▶ _WHAT THIS TASK INVOLVES_
Your answer should be a single number: the count of lines in the material below that hold "mother".

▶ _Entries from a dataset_
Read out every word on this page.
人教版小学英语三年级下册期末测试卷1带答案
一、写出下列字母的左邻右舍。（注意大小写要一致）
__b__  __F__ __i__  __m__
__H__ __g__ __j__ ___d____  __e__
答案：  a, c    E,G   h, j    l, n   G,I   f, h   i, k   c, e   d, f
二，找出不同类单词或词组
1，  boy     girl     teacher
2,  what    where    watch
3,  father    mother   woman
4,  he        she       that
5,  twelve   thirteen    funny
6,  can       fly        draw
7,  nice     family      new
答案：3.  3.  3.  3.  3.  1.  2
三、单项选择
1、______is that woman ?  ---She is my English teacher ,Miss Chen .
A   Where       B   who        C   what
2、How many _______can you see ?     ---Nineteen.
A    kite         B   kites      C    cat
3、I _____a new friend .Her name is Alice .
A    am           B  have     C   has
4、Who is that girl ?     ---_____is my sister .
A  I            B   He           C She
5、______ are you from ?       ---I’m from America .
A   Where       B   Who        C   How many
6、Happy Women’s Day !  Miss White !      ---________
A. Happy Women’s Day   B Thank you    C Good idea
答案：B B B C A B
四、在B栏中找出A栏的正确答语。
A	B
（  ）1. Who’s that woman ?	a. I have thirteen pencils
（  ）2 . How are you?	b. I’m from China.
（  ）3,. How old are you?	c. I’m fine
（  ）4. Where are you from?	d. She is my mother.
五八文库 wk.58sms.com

▶ _SOLUTION TO THE PROBLEM_
2